* _The problem_
Report all lines holding "Matéria".

[Rows from a dataset]
--*--

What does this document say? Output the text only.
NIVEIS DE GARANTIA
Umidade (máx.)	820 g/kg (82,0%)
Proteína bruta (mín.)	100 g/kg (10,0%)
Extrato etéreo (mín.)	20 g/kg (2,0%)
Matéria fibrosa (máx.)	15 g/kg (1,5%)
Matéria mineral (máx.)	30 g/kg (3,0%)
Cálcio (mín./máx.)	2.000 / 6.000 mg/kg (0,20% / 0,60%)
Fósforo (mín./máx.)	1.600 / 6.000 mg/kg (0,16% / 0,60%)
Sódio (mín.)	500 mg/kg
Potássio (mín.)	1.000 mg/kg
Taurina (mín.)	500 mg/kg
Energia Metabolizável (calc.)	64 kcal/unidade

--*--

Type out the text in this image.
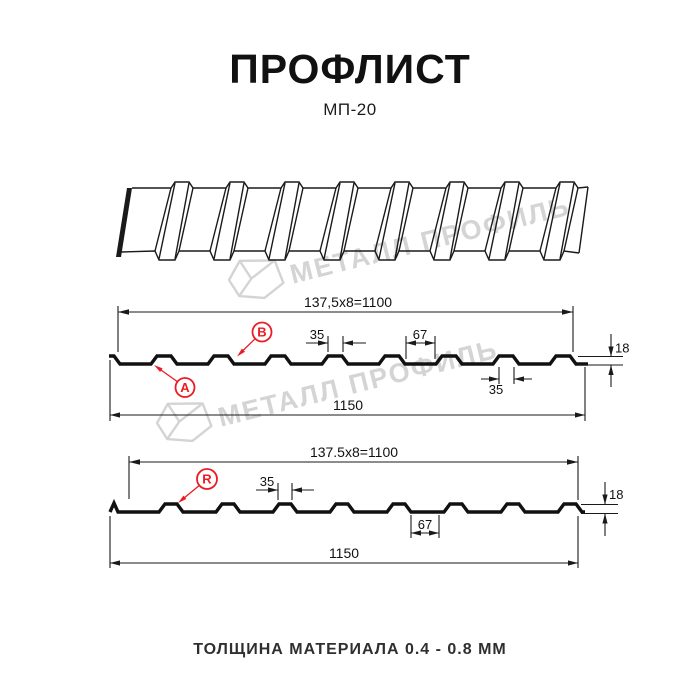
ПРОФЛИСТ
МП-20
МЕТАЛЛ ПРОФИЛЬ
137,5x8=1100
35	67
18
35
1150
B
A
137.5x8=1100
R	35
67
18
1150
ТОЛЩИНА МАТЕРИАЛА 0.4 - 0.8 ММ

--*--

* _Exercise solution_
Matéria fibrosa (máx.)	15 g/kg (1,5%)
Matéria mineral (máx.)	30 g/kg (3,0%)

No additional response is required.